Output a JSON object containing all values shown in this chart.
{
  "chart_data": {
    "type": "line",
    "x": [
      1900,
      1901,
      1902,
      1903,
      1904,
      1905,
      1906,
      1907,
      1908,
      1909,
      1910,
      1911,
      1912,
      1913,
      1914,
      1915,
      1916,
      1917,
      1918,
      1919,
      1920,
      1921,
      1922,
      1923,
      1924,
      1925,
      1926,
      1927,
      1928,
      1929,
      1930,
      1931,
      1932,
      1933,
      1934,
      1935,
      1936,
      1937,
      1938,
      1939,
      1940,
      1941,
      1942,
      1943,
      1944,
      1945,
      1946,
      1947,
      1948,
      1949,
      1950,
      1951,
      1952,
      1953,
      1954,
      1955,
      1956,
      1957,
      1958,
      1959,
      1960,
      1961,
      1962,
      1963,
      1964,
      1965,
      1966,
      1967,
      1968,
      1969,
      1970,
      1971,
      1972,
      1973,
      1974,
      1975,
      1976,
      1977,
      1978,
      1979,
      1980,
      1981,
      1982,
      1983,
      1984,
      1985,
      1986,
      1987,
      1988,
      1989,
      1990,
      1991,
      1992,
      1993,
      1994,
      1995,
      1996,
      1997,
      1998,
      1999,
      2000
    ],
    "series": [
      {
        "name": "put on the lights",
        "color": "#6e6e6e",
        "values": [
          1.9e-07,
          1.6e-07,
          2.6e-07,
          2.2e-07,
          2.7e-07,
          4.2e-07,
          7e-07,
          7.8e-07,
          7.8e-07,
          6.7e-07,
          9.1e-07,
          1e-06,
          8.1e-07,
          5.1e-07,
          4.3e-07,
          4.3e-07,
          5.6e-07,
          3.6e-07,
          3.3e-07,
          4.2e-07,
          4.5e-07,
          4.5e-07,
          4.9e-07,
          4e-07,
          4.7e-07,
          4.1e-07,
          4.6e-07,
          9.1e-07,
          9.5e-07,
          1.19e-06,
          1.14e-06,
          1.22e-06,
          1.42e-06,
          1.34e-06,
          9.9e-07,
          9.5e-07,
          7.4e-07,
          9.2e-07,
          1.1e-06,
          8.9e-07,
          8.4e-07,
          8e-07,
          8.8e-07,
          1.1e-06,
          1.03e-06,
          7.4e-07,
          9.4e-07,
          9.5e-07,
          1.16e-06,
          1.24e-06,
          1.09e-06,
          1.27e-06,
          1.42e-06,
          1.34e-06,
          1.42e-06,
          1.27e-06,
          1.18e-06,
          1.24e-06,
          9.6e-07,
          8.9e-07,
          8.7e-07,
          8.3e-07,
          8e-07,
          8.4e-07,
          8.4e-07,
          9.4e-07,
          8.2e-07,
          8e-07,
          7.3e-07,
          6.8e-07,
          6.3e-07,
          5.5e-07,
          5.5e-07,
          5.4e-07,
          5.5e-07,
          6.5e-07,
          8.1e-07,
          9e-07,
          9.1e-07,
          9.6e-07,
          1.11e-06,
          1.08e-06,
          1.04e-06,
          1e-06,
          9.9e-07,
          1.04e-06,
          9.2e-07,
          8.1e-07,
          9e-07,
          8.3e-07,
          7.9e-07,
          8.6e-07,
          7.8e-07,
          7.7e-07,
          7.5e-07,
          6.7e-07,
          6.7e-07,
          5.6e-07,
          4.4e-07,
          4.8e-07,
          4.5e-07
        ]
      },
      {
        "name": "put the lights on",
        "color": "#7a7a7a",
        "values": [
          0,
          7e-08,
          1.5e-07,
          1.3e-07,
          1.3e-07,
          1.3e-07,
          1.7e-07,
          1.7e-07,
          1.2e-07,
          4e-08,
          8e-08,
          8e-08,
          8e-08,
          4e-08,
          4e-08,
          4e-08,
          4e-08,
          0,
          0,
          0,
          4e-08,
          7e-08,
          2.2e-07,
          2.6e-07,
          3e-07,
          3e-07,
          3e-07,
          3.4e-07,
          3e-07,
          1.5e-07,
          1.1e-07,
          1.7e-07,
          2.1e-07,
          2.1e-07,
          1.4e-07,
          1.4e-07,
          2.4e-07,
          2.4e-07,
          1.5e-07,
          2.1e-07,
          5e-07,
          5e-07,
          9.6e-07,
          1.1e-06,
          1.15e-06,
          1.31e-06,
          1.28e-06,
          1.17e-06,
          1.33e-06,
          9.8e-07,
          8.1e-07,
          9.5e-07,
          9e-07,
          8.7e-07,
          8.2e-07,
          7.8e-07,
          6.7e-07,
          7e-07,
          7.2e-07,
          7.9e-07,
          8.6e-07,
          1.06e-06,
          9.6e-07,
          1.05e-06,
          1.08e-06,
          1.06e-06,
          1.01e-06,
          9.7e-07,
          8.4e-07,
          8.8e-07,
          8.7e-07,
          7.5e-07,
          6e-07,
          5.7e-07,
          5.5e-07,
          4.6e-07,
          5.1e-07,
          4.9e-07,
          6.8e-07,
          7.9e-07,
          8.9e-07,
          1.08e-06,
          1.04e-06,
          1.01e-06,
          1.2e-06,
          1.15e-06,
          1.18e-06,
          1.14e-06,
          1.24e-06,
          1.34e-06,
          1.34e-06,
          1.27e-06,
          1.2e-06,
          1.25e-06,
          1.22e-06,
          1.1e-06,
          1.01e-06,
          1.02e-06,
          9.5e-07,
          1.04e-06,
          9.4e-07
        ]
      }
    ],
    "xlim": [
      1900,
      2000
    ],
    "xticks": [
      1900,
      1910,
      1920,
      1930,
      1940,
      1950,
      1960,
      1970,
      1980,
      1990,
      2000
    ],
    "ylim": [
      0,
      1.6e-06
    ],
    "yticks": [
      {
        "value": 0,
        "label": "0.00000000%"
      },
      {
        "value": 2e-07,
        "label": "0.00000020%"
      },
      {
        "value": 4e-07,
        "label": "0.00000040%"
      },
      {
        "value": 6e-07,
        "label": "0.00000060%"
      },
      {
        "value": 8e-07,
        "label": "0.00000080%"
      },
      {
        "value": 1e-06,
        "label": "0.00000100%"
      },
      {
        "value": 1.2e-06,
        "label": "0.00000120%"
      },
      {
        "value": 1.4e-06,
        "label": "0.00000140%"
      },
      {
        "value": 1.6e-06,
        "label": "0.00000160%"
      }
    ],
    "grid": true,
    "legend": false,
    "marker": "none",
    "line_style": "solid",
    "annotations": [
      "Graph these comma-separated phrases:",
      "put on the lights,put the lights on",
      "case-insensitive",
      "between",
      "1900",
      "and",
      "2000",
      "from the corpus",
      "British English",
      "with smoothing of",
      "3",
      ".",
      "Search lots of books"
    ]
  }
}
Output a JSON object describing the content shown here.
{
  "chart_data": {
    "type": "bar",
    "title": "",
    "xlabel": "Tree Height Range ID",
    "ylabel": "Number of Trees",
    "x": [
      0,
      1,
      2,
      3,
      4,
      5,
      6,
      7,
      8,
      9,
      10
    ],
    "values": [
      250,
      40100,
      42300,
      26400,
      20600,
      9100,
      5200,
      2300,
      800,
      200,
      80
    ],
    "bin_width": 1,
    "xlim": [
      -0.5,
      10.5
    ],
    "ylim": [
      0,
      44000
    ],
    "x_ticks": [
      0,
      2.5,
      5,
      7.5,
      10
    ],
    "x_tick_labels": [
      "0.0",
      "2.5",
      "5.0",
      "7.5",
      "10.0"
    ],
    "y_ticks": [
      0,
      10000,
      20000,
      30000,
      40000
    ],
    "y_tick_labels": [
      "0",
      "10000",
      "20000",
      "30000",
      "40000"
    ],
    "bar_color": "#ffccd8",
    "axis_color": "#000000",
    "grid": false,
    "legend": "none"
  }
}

> **Stated problem**
Word for word, extract all the records.

> **Task solution**
Output a JSON object containing all values shown in this chart.
{
  "chart_data": {
    "type": "line",
    "x": [
      1900,
      1901,
      1902,
      1903,
      1904,
      1905,
      1906,
      1907,
      1908,
      1909,
      1910,
      1911,
      1912,
      1913,
      1914,
      1915,
      1916,
      1917,
      1918,
      1919,
      1920,
      1921,
      1922,
      1923,
      1924,
      1925,
      1926,
      1927,
      1928,
      1929,
      1930,
      1931,
      1932,
      1933,
      1934,
      1935,
      1936,
      1937,
      1938,
      1939,
      1940,
      1941,
      1942,
      1943,
      1944,
      1945,
      1946,
      1947,
      1948,
      1949,
      1950,
      1951,
      1952,
      1953,
      1954,
      1955,
      1956,
      1957,
      1958,
      1959,
      1960,
      1961,
      1962,
      1963,
      1964,
      1965,
      1966,
      1967,
      1968,
      1969,
      1970,
      1971,
      1972,
      1973,
      1974,
      1975,
      1976,
      1977,
      1978,
      1979,
      1980,
      1981,
      1982,
      1983,
      1984,
      1985,
      1986,
      1987,
      1988,
      1989,
      1990,
      1991,
      1992,
      1993,
      1994,
      1995,
      1996,
      1997,
      1998,
      1999,
      2000
    ],
    "series": [
      {
        "name": "put on the lights",
        "color": "#6e6e6e",
        "values": [
          1.9e-07,
          1.6e-07,
          2.6e-07,
          2.2e-07,
          2.7e-07,
          4.2e-07,
          7e-07,
          7.8e-07,
          7.8e-07,
          6.7e-07,
          9.1e-07,
          1e-06,
          8.1e-07,
          5.1e-07,
          4.3e-07,
          4.3e-07,
          5.6e-07,
          3.6e-07,
          3.3e-07,
          4.2e-07,
          4.5e-07,
          4.5e-07,
          4.9e-07,
          4e-07,
          4.7e-07,
          4.1e-07,
          4.6e-07,
          9.1e-07,
          9.5e-07,
          1.19e-06,
          1.14e-06,
          1.22e-06,
          1.42e-06,
          1.34e-06,
          9.9e-07,
          9.5e-07,
          7.4e-07,
          9.2e-07,
          1.1e-06,
          8.9e-07,
          8.4e-07,
          8e-07,
          8.8e-07,
          1.1e-06,
          1.03e-06,
          7.4e-07,
          9.4e-07,
          9.5e-07,
          1.16e-06,
          1.24e-06,
          1.09e-06,
          1.27e-06,
          1.42e-06,
          1.34e-06,
          1.42e-06,
          1.27e-06,
          1.18e-06,
          1.24e-06,
          9.6e-07,
          8.9e-07,
          8.7e-07,
          8.3e-07,
          8e-07,
          8.4e-07,
          8.4e-07,
          9.4e-07,
          8.2e-07,
          8e-07,
          7.3e-07,
          6.8e-07,
          6.3e-07,
          5.5e-07,
          5.5e-07,
          5.4e-07,
          5.5e-07,
          6.5e-07,
          8.1e-07,
          9e-07,
          9.1e-07,
          9.6e-07,
          1.11e-06,
          1.08e-06,
          1.04e-06,
          1e-06,
          9.9e-07,
          1.04e-06,
          9.2e-07,
          8.1e-07,
          9e-07,
          8.3e-07,
          7.9e-07,
          8.6e-07,
          7.8e-07,
          7.7e-07,
          7.5e-07,
          6.7e-07,
          6.7e-07,
          5.6e-07,
          4.4e-07,
          4.8e-07,
          4.5e-07
        ]
      },
      {
        "name": "put the lights on",
        "color": "#7a7a7a",
        "values": [
          0,
          7e-08,
          1.5e-07,
          1.3e-07,
          1.3e-07,
          1.3e-07,
          1.7e-07,
          1.7e-07,
          1.2e-07,
          4e-08,
          8e-08,
          8e-08,
          8e-08,
          4e-08,
          4e-08,
          4e-08,
          4e-08,
          0,
          0,
          0,
          4e-08,
          7e-08,
          2.2e-07,
          2.6e-07,
          3e-07,
          3e-07,
          3e-07,
          3.4e-07,
          3e-07,
          1.5e-07,
          1.1e-07,
          1.7e-07,
          2.1e-07,
          2.1e-07,
          1.4e-07,
          1.4e-07,
          2.4e-07,
          2.4e-07,
          1.5e-07,
          2.1e-07,
          5e-07,
          5e-07,
          9.6e-07,
          1.1e-06,
          1.15e-06,
          1.31e-06,
          1.28e-06,
          1.17e-06,
          1.33e-06,
          9.8e-07,
          8.1e-07,
          9.5e-07,
          9e-07,
          8.7e-07,
          8.2e-07,
          7.8e-07,
          6.7e-07,
          7e-07,
          7.2e-07,
          7.9e-07,
          8.6e-07,
          1.06e-06,
          9.6e-07,
          1.05e-06,
          1.08e-06,
          1.06e-06,
          1.01e-06,
          9.7e-07,
          8.4e-07,
          8.8e-07,
          8.7e-07,
          7.5e-07,
          6e-07,
          5.7e-07,
          5.5e-07,
          4.6e-07,
          5.1e-07,
          4.9e-07,
          6.8e-07,
          7.9e-07,
          8.9e-07,
          1.08e-06,
          1.04e-06,
          1.01e-06,
          1.2e-06,
          1.15e-06,
          1.18e-06,
          1.14e-06,
          1.24e-06,
          1.34e-06,
          1.34e-06,
          1.27e-06,
          1.2e-06,
          1.25e-06,
          1.22e-06,
          1.1e-06,
          1.01e-06,
          1.02e-06,
          9.5e-07,
          1.04e-06,
          9.4e-07
        ]
      }
    ],
    "xlim": [
      1900,
      2000
    ],
    "xticks": [
      1900,
      1910,
      1920,
      1930,
      1940,
      1950,
      1960,
      1970,
      1980,
      1990,
      2000
    ],
    "ylim": [
      0,
      1.6e-06
    ],
    "yticks": [
      {
        "value": 0,
        "label": "0.00000000%"
      },
      {
        "value": 2e-07,
        "label": "0.00000020%"
      },
      {
        "value": 4e-07,
        "label": "0.00000040%"
      },
      {
        "value": 6e-07,
        "label": "0.00000060%"
      },
      {
        "value": 8e-07,
        "label": "0.00000080%"
      },
      {
        "value": 1e-06,
        "label": "0.00000100%"
      },
      {
        "value": 1.2e-06,
        "label": "0.00000120%"
      },
      {
        "value": 1.4e-06,
        "label": "0.00000140%"
      },
      {
        "value": 1.6e-06,
        "label": "0.00000160%"
      }
    ],
    "grid": true,
    "legend": false,
    "marker": "none",
    "line_style": "solid",
    "annotations": [
      "Graph these comma-separated phrases:",
      "put on the lights,put the lights on",
      "case-insensitive",
      "between",
      "1900",
      "and",
      "2000",
      "from the corpus",
      "British English",
      "with smoothing of",
      "3",
      ".",
      "Search lots of books"
    ]
  }
}
Output a JSON object describing the content shown here.
{
  "chart_data": {
    "type": "bar",
    "title": "",
    "xlabel": "Tree Height Range ID",
    "ylabel": "Number of Trees",
    "x": [
      0,
      1,
      2,
      3,
      4,
      5,
      6,
      7,
      8,
      9,
      10
    ],
    "values": [
      250,
      40100,
      42300,
      26400,
      20600,
      9100,
      5200,
      2300,
      800,
      200,
      80
    ],
    "bin_width": 1,
    "xlim": [
      -0.5,
      10.5
    ],
    "ylim": [
      0,
      44000
    ],
    "x_ticks": [
      0,
      2.5,
      5,
      7.5,
      10
    ],
    "x_tick_labels": [
      "0.0",
      "2.5",
      "5.0",
      "7.5",
      "10.0"
    ],
    "y_ticks": [
      0,
      10000,
      20000,
      30000,
      40000
    ],
    "y_tick_labels": [
      "0",
      "10000",
      "20000",
      "30000",
      "40000"
    ],
    "bar_color": "#ffccd8",
    "axis_color": "#000000",
    "grid": false,
    "legend": "none"
  }
}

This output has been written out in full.